*TASK INPUTS:*
########

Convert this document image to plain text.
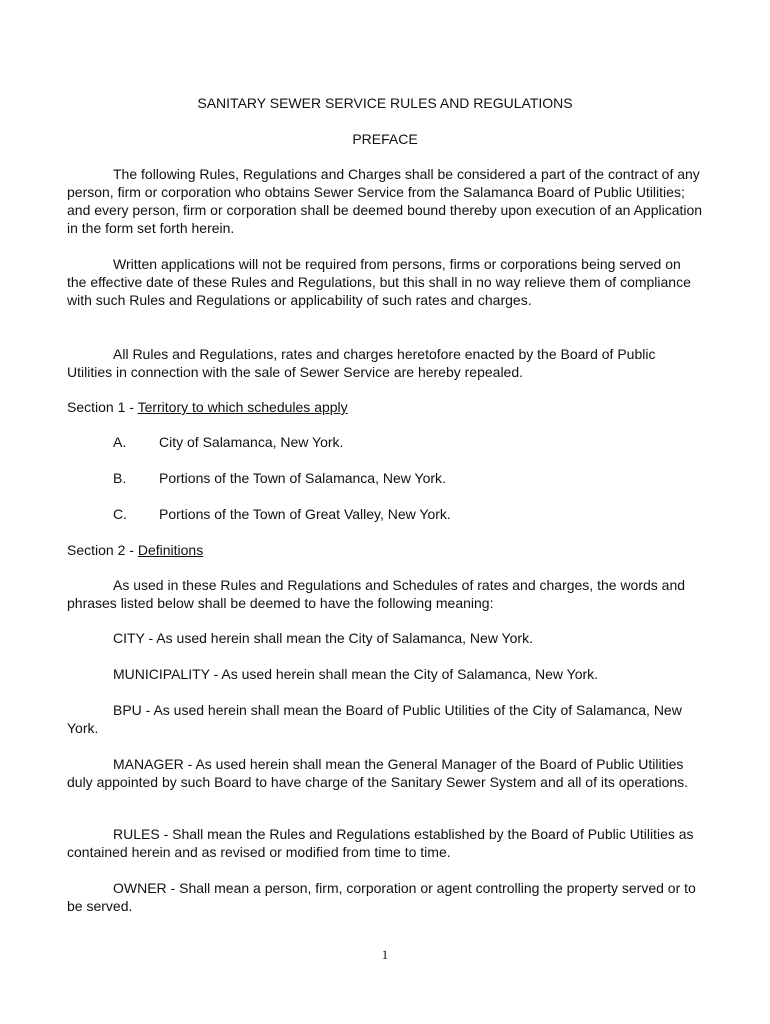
SANITARY SEWER SERVICE RULES AND REGULATIONS
PREFACE

The following Rules, Regulations and Charges shall be considered a part of the contract of any person, firm or corporation who obtains Sewer Service from the Salamanca Board of Public Utilities; and every person, firm or corporation shall be deemed bound thereby upon execution of an Application in the form set forth herein.

Written applications will not be required from persons, firms or corporations being served on the effective date of these Rules and Regulations, but this shall in no way relieve them of compliance with such Rules and Regulations or applicability of such rates and charges.

All Rules and Regulations, rates and charges heretofore enacted by the Board of Public Utilities in connection with the sale of Sewer Service are hereby repealed.

Section 1 - Territory to which schedules apply

A. City of Salamanca, New York.
B. Portions of the Town of Salamanca, New York.
C. Portions of the Town of Great Valley, New York.

Section 2 - Definitions

As used in these Rules and Regulations and Schedules of rates and charges, the words and phrases listed below shall be deemed to have the following meaning:

CITY - As used herein shall mean the City of Salamanca, New York.

MUNICIPALITY - As used herein shall mean the City of Salamanca, New York.

BPU - As used herein shall mean the Board of Public Utilities of the City of Salamanca, New York.

MANAGER - As used herein shall mean the General Manager of the Board of Public Utilities duly appointed by such Board to have charge of the Sanitary Sewer System and all of its operations.

RULES - Shall mean the Rules and Regulations established by the Board of Public Utilities as contained herein and as revised or modified from time to time.

OWNER - Shall mean a person, firm, corporation or agent controlling the property served or to be served.

1
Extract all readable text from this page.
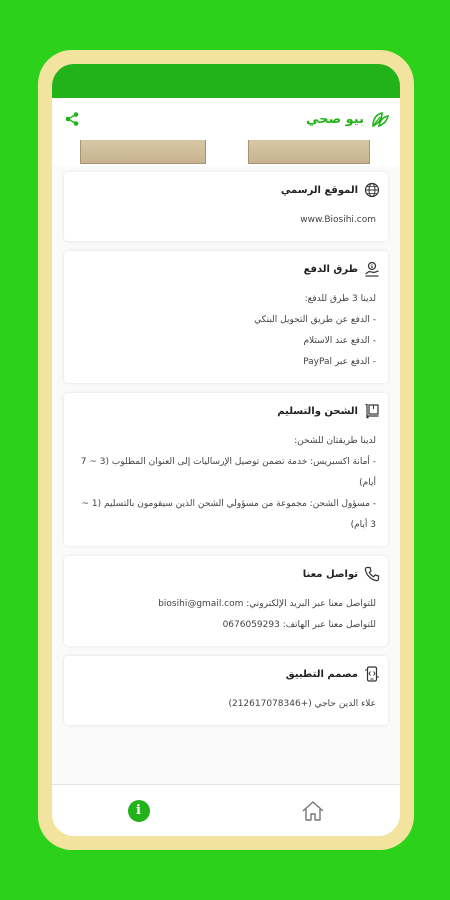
بيو صحي
الموقع الرسمي
www.Biosihi.com
$
طرق الدفع
لدينا 3 طرق للدفع:
- الدفع عن طريق التحويل البنكي
- الدفع عند الاستلام
- الدفع عبر PayPal
الشحن والتسليم
لدينا طريقتان للشحن:
- أمانة اكسبريس: خدمة تضمن توصيل الإرساليات إلى العنوان المطلوب (3 ~ 7 أيام)
- مسؤول الشحن: مجموعة من مسؤولي الشحن الذين سيقومون بالتسليم (1 ~ 3 أيام)
تواصل معنا
للتواصل معنا عبر البريد الإلكتروني: biosihi@gmail.com
للتواصل معنا عبر الهاتف: 0676059293
مصمم التطبيق
علاء الدين حاجي (+212617078346)
i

########

*TASK STATEMENT:*
How many lines of the entries above hold the string "أيام"? Reply with the number alone.

*EXERCISE OUTPUT:*
2